What you should do
Where the data below has the string "Coordinator", return the whole line.

Dataset
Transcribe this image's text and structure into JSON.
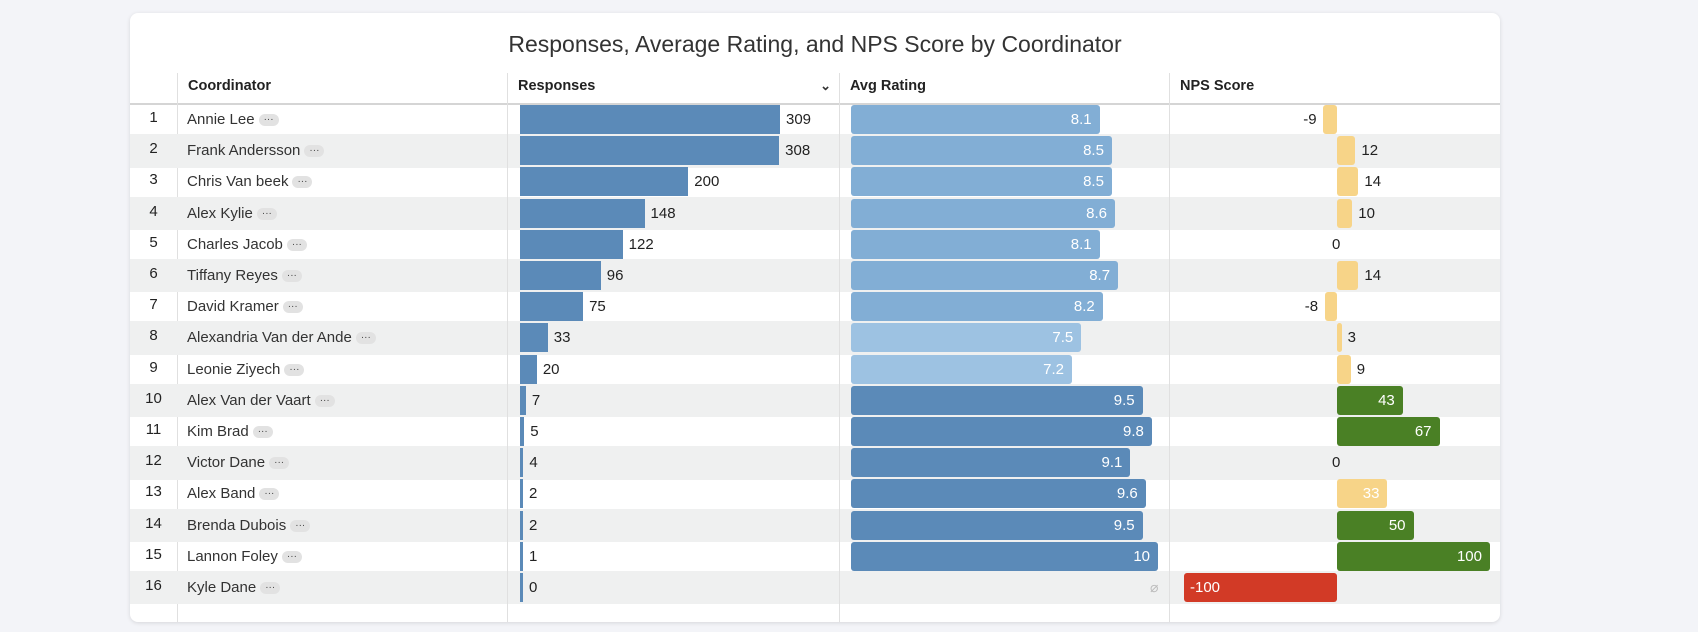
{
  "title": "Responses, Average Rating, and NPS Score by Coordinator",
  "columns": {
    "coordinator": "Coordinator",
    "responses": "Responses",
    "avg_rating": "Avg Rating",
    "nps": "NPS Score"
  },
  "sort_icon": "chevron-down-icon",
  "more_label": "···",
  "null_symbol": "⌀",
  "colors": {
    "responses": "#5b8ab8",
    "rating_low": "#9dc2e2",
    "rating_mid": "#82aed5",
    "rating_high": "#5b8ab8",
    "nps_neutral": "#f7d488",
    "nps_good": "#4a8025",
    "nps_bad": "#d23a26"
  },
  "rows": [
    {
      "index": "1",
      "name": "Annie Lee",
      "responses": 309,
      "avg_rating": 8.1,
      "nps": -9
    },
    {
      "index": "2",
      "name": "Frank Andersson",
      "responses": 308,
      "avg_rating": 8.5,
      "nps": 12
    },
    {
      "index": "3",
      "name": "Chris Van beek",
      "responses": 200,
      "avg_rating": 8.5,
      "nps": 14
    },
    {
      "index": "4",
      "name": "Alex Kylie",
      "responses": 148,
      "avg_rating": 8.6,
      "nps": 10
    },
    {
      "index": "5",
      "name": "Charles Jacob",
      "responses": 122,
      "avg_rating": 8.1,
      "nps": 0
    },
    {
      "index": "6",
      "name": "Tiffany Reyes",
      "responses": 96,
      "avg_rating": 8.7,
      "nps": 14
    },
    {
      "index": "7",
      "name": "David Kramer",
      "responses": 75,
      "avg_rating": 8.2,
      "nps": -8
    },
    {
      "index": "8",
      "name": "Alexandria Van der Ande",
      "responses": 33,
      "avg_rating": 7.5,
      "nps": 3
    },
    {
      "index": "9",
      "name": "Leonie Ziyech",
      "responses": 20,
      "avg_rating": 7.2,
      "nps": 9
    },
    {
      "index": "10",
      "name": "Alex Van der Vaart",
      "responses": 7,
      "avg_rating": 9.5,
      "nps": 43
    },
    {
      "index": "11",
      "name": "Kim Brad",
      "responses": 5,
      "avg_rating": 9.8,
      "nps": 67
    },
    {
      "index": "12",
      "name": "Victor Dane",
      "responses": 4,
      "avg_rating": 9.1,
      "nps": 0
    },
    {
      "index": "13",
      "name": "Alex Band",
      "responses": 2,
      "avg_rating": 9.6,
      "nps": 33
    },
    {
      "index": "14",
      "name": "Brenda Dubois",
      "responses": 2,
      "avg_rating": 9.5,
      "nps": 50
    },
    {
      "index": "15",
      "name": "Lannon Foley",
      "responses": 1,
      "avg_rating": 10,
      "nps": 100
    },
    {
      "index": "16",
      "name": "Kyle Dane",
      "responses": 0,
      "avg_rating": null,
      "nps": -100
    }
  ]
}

Reply
  "title": "Responses, Average Rating, and NPS Score by Coordinator",
    "coordinator": "Coordinator",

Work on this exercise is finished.